◆ **TASK PROMPT**
Quote all of the entries word for word.

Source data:
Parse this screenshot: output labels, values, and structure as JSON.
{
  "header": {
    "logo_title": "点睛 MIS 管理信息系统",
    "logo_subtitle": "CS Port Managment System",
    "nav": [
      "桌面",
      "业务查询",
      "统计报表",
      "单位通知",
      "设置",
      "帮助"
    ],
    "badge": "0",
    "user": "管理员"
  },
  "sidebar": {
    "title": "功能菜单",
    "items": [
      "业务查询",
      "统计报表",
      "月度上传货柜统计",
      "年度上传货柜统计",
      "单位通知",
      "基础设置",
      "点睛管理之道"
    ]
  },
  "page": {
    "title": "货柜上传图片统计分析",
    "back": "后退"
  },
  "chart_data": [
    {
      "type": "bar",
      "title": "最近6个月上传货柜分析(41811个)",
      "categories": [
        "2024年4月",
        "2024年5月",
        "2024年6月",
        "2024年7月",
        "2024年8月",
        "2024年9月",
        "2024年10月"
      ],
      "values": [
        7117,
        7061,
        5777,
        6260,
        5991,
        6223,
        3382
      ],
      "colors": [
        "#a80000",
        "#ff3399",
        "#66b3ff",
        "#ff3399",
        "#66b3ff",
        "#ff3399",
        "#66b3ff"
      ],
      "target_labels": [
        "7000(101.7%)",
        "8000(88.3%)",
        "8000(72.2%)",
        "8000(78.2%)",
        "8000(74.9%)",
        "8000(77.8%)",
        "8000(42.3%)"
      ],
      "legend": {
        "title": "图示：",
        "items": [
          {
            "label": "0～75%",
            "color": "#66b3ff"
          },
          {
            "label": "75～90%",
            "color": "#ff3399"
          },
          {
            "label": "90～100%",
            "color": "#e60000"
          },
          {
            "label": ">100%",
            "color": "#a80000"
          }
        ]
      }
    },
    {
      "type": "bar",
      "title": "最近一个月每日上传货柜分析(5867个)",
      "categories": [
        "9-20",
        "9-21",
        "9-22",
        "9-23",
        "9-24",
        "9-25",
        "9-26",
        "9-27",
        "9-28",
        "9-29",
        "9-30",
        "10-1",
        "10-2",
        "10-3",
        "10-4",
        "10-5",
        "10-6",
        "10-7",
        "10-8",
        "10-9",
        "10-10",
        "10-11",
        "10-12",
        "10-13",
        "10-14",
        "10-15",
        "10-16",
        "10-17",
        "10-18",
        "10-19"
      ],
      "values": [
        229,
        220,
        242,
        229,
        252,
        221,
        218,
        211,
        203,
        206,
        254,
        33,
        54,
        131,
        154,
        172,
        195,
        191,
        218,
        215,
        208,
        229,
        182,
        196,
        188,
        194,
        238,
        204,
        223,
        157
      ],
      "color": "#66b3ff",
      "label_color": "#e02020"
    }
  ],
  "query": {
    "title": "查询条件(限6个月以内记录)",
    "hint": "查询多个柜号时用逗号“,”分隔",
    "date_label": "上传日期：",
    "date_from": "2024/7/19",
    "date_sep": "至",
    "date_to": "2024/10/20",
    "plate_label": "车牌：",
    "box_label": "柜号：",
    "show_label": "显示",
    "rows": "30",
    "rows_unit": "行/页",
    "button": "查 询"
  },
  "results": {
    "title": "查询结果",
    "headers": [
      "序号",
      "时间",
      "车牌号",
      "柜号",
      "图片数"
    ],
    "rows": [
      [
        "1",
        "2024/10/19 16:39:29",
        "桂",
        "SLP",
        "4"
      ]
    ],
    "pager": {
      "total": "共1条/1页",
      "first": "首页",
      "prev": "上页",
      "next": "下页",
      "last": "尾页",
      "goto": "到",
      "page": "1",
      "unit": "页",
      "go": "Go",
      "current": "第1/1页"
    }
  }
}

◆ **ANSWER BELOW**
Parse this screenshot: output labels, values, and structure as JSON.
{
  "header": {
    "logo_title": "点睛 MIS 管理信息系统",
    "logo_subtitle": "CS Port Managment System",
    "nav": [
      "桌面",
      "业务查询",
      "统计报表",
      "单位通知",
      "设置",
      "帮助"
    ],
    "badge": "0",
    "user": "管理员"
  },
  "sidebar": {
    "title": "功能菜单",
    "items": [
      "业务查询",
      "统计报表",
      "月度上传货柜统计",
      "年度上传货柜统计",
      "单位通知",
      "基础设置",
      "点睛管理之道"
    ]
  },
  "page": {
    "title": "货柜上传图片统计分析",
    "back": "后退"
  },
  "chart_data": [
    {
      "type": "bar",
      "title": "最近6个月上传货柜分析(41811个)",
      "categories": [
        "2024年4月",
        "2024年5月",
        "2024年6月",
        "2024年7月",
        "2024年8月",
        "2024年9月",
        "2024年10月"
      ],
      "values": [
        7117,
        7061,
        5777,
        6260,
        5991,
        6223,
        3382
      ],
      "colors": [
        "#a80000",
        "#ff3399",
        "#66b3ff",
        "#ff3399",
        "#66b3ff",
        "#ff3399",
        "#66b3ff"
      ],
      "target_labels": [
        "7000(101.7%)",
        "8000(88.3%)",
        "8000(72.2%)",
        "8000(78.2%)",
        "8000(74.9%)",
        "8000(77.8%)",
        "8000(42.3%)"
      ],
      "legend": {
        "title": "图示：",
        "items": [
          {
            "label": "0～75%",
            "color": "#66b3ff"
          },
          {
            "label": "75～90%",
            "color": "#ff3399"
          },
          {
            "label": "90～100%",
            "color": "#e60000"
          },
          {
            "label": ">100%",
            "color": "#a80000"
          }
        ]
      }
    },
    {
      "type": "bar",
      "title": "最近一个月每日上传货柜分析(5867个)",
      "categories": [
        "9-20",
        "9-21",
        "9-22",
        "9-23",
        "9-24",
        "9-25",
        "9-26",
        "9-27",
        "9-28",
        "9-29",
        "9-30",
        "10-1",
        "10-2",
        "10-3",
        "10-4",
        "10-5",
        "10-6",
        "10-7",
        "10-8",
        "10-9",
        "10-10",
        "10-11",
        "10-12",
        "10-13",
        "10-14",
        "10-15",
        "10-16",
        "10-17",
        "10-18",
        "10-19"
      ],
      "values": [
        229,
        220,
        242,
        229,
        252,
        221,
        218,
        211,
        203,
        206,
        254,
        33,
        54,
        131,
        154,
        172,
        195,
        191,
        218,
        215,
        208,
        229,
        182,
        196,
        188,
        194,
        238,
        204,
        223,
        157
      ],
      "color": "#66b3ff",
      "label_color": "#e02020"
    }
  ],
  "query": {
    "title": "查询条件(限6个月以内记录)",
    "hint": "查询多个柜号时用逗号“,”分隔",
    "date_label": "上传日期：",
    "date_from": "2024/7/19",
    "date_sep": "至",
    "date_to": "2024/10/20",
    "plate_label": "车牌：",
    "box_label": "柜号：",
    "show_label": "显示",
    "rows": "30",
    "rows_unit": "行/页",
    "button": "查 询"
  },
  "results": {
    "title": "查询结果",
    "headers": [
      "序号",
      "时间",
      "车牌号",
      "柜号",
      "图片数"
    ],
    "rows": [
      [
        "1",
        "2024/10/19 16:39:29",
        "桂",
        "SLP",
        "4"
      ]
    ],
    "pager": {
      "total": "共1条/1页",
      "first": "首页",
      "prev": "上页",
      "next": "下页",
      "last": "尾页",
      "goto": "到",
      "page": "1",
      "unit": "页",
      "go": "Go",
      "current": "第1/1页"
    }
  }
}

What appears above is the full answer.